→ EXERCISE: Reproduce the listing below exactly, minus its pictures.

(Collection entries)
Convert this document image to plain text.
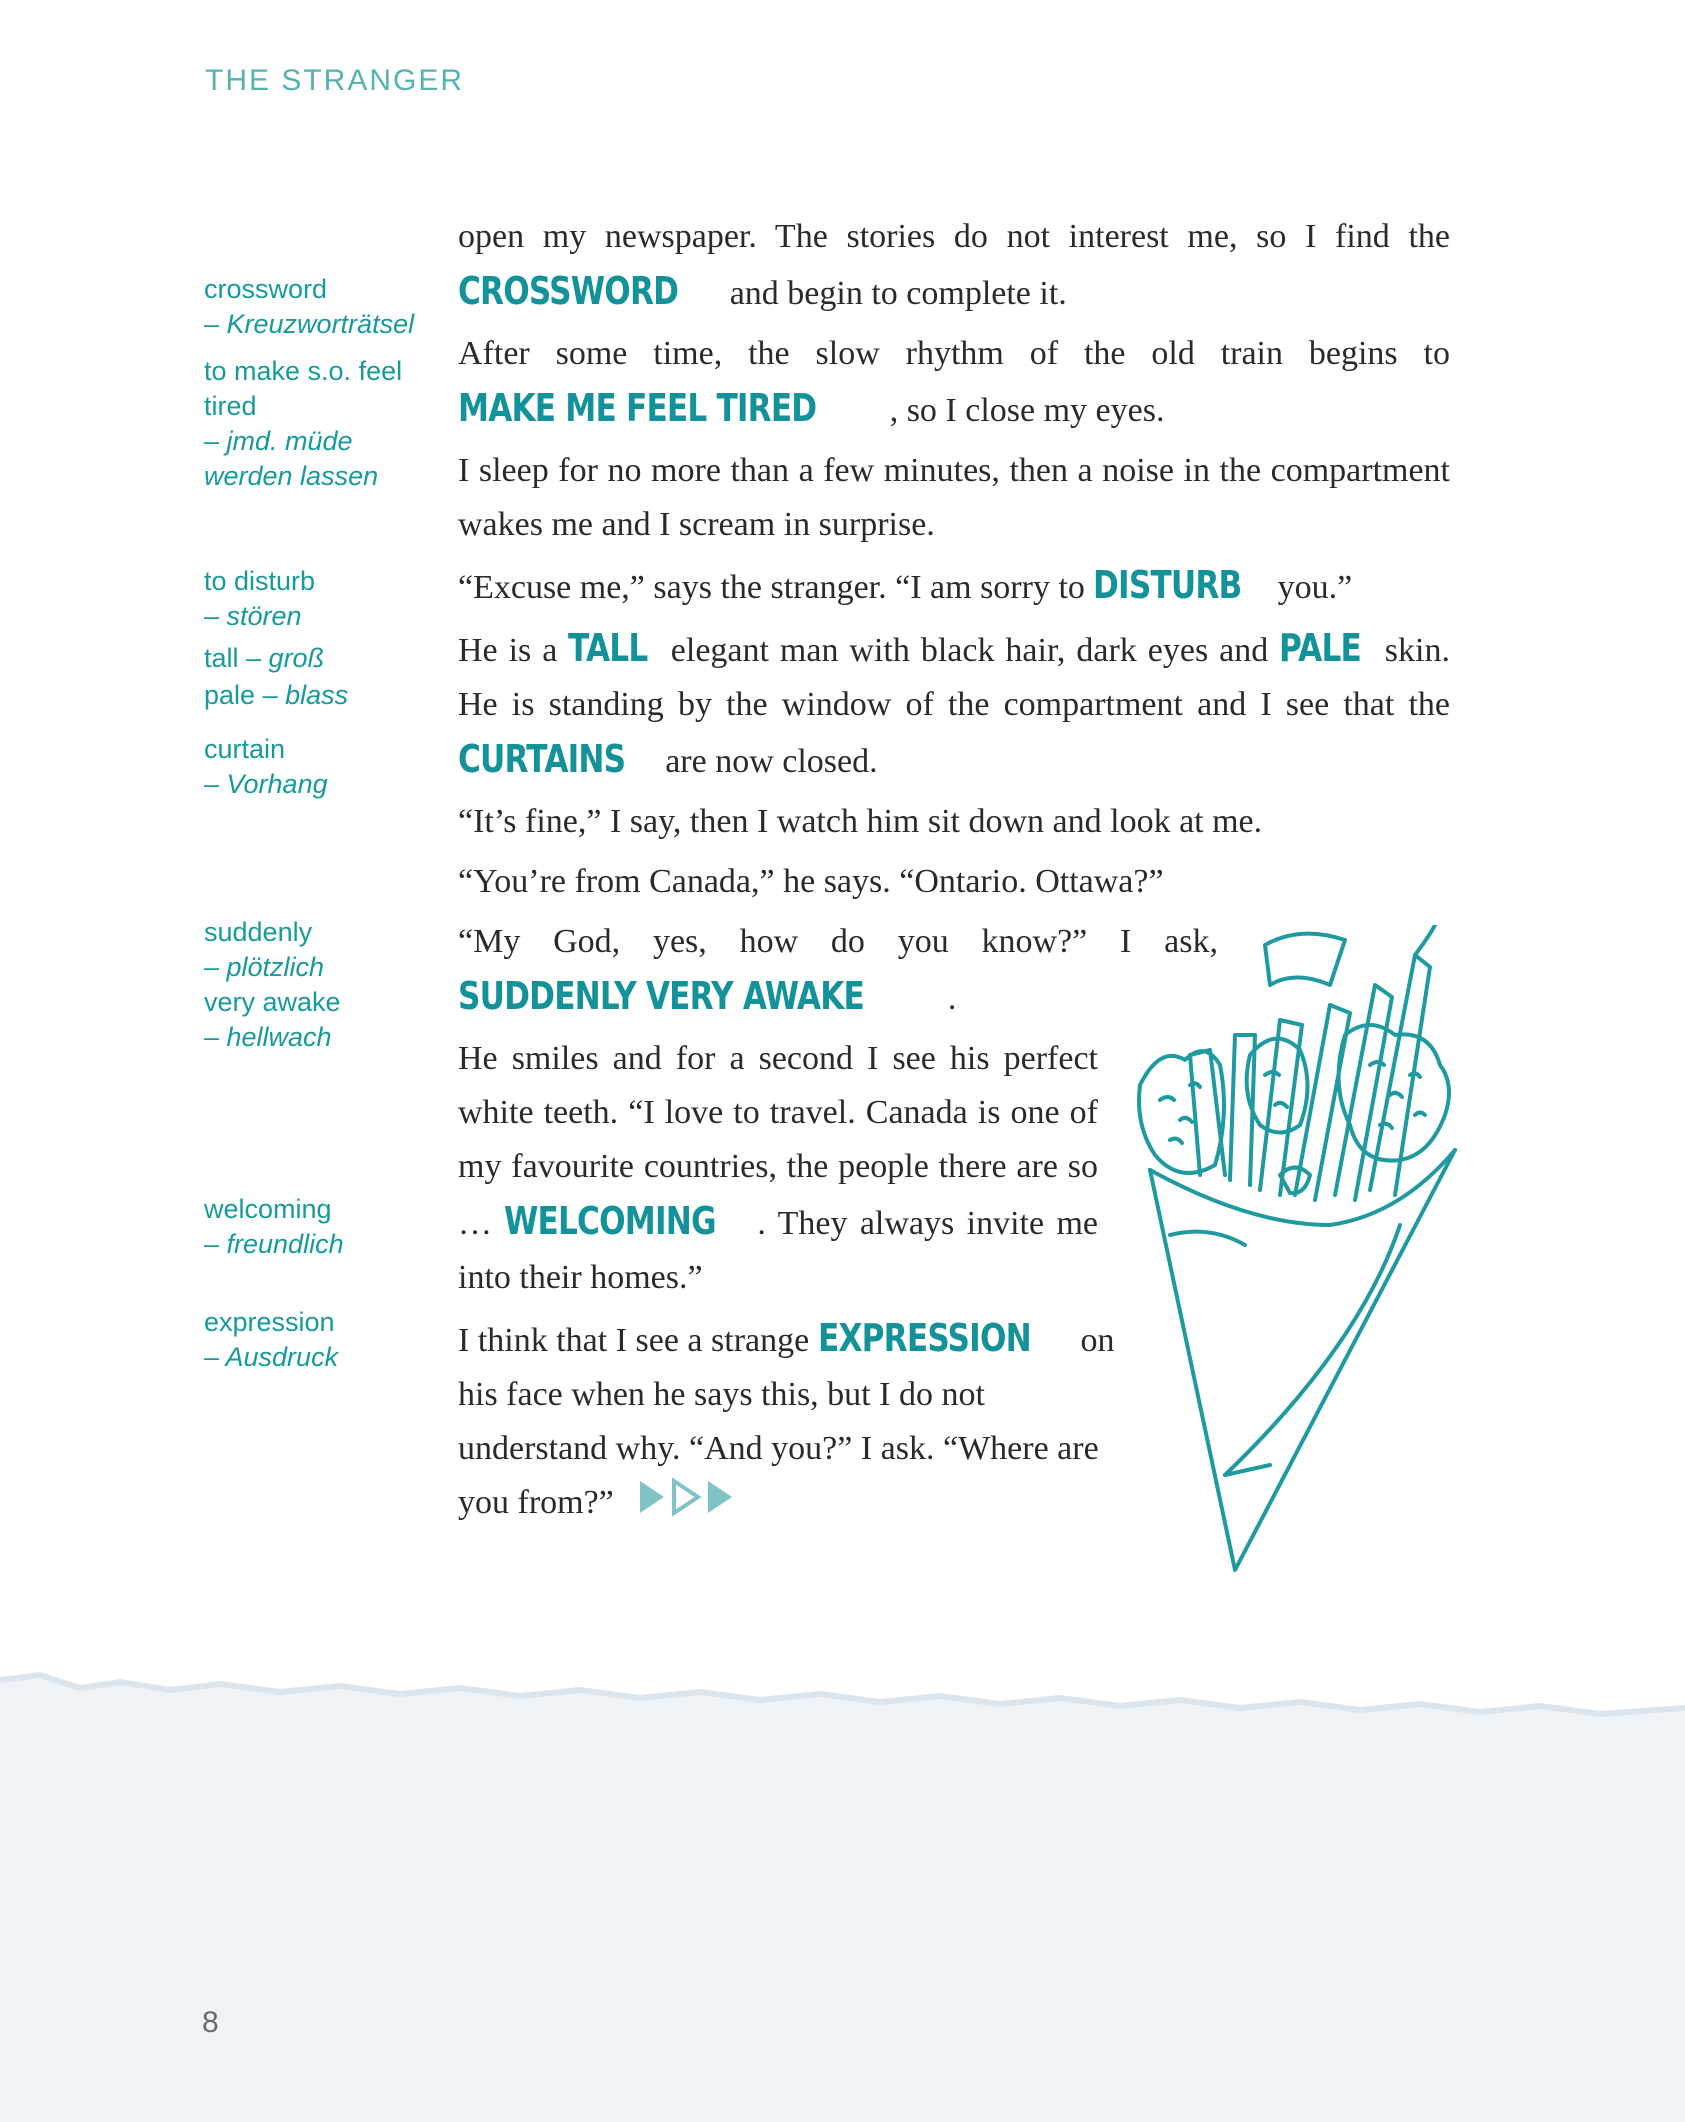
THE STRANGER
crossword
– Kreuzworträtsel
to make s.o. feel tired
– jmd. müde werden lassen
to disturb
– stören
tall – groß
pale – blass
curtain
– Vorhang
suddenly
– plötzlich
very awake
– hellwach
welcoming
– freundlich
expression
– Ausdruck

open my newspaper. The stories do not interest me, so I find the CROSSWORD and begin to complete it.

After some time, the slow rhythm of the old train begins to MAKE ME FEEL TIRED , so I close my eyes.

I sleep for no more than a few minutes, then a noise in the compartment wakes me and I scream in surprise.

“Excuse me,” says the stranger. “I am sorry to DISTURB you.”

He is a TALL elegant man with black hair, dark eyes and PALE skin. He is standing by the window of the compartment and I see that the CURTAINS are now closed.

“It’s fine,” I say, then I watch him sit down and look at me.

“You’re from Canada,” he says. “Ontario. Ottawa?”

“My God, yes, how do you know?” I ask, SUDDENLY VERY AWAKE .

He smiles and for a second I see his perfect white teeth. “I love to travel. Canada is one of my favourite countries, the people there are so … WELCOMING . They always invite me into their homes.”

I think that I see a strange EXPRESSION on his face when he says this, but I do not understand why. “And you?” I ask. “Where are you from?”

8
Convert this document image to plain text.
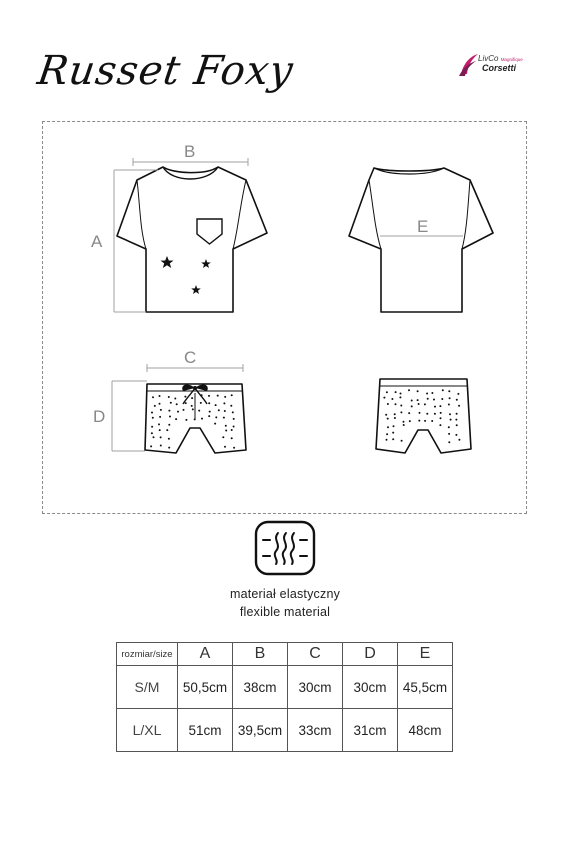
Russet Foxy	LivCo Magnifique
Corsetti
B
A
E
C
D
materiał elastyczny
flexible material
rozmiar/size	A	B	C	D	E
S/M	50,5cm	38cm	30cm	30cm	45,5cm
L/XL	51cm	39,5cm	33cm	31cm	48cm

→ RESULT OF THIS TASK:
Convert this document image to plain text.
THE STRANGER
crossword
– Kreuzworträtsel
to make s.o. feel tired
– jmd. müde werden lassen
to disturb
– stören
tall – groß
pale – blass
curtain
– Vorhang
suddenly
– plötzlich
very awake
– hellwach
welcoming
– freundlich
expression
– Ausdruck

open my newspaper. The stories do not interest me, so I find the CROSSWORD and begin to complete it.

After some time, the slow rhythm of the old train begins to MAKE ME FEEL TIRED , so I close my eyes.

I sleep for no more than a few minutes, then a noise in the compartment wakes me and I scream in surprise.

“Excuse me,” says the stranger. “I am sorry to DISTURB you.”

He is a TALL elegant man with black hair, dark eyes and PALE skin. He is standing by the window of the compartment and I see that the CURTAINS are now closed.

“It’s fine,” I say, then I watch him sit down and look at me.

“You’re from Canada,” he says. “Ontario. Ottawa?”

“My God, yes, how do you know?” I ask, SUDDENLY VERY AWAKE .

He smiles and for a second I see his perfect white teeth. “I love to travel. Canada is one of my favourite countries, the people there are so … WELCOMING . They always invite me into their homes.”

I think that I see a strange EXPRESSION on his face when he says this, but I do not understand why. “And you?” I ask. “Where are you from?”

8
Convert this document image to plain text.
Russet Foxy	LivCo Magnifique
Corsetti
B
A
E
C
D
materiał elastyczny
flexible material
rozmiar/size	A	B	C	D	E
S/M	50,5cm	38cm	30cm	30cm	45,5cm
L/XL	51cm	39,5cm	33cm	31cm	48cm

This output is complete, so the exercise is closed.